## What is needed
Transcribe the entries below exactly; leave every image out.

## Material for this task

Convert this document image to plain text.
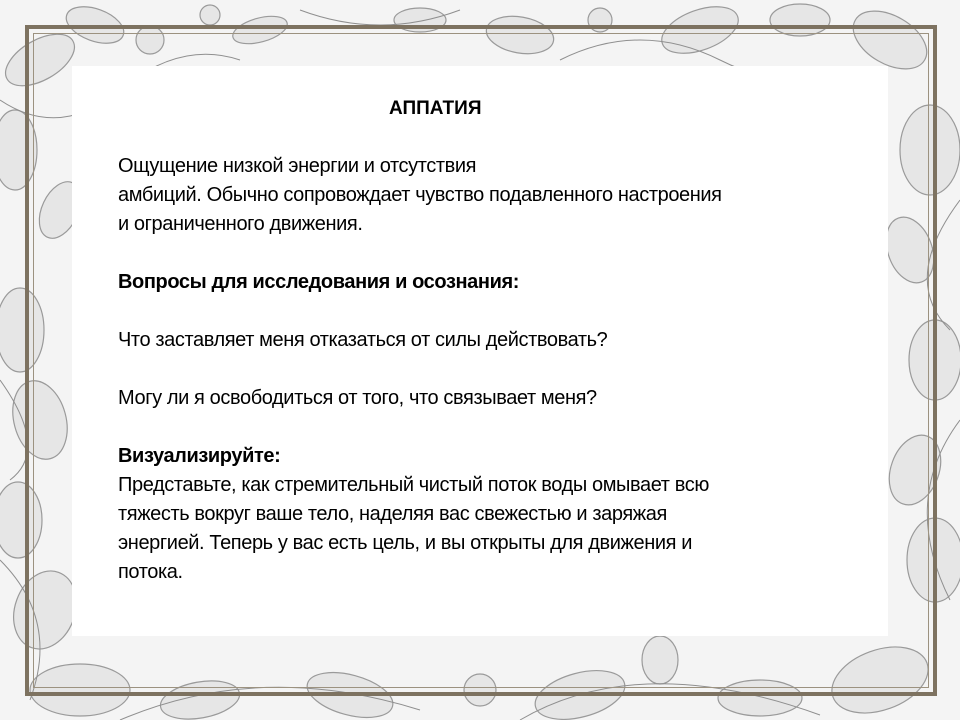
АППАТИЯ

Ощущение низкой энергии и отсутствия

амбиций. Обычно сопровождает чувство подавленного настроения

и ограниченного движения.

Вопросы для исследования и осознания:

Что заставляет меня отказаться от силы действовать?

Могу ли я освободиться от того, что связывает меня?

Визуализируйте:

Представьте, как стремительный чистый поток воды омывает всю

тяжесть вокруг ваше тело, наделяя вас свежестью и заряжая

энергией. Теперь у вас есть цель, и вы открыты для движения и

потока.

## Response to the task
Convert this document image to plain text.
АППАТИЯ

Ощущение низкой энергии и отсутствия

амбиций. Обычно сопровождает чувство подавленного настроения

и ограниченного движения.

Вопросы для исследования и осознания:

Что заставляет меня отказаться от силы действовать?

Могу ли я освободиться от того, что связывает меня?

Визуализируйте:

Представьте, как стремительный чистый поток воды омывает всю

тяжесть вокруг ваше тело, наделяя вас свежестью и заряжая

энергией. Теперь у вас есть цель, и вы открыты для движения и

потока.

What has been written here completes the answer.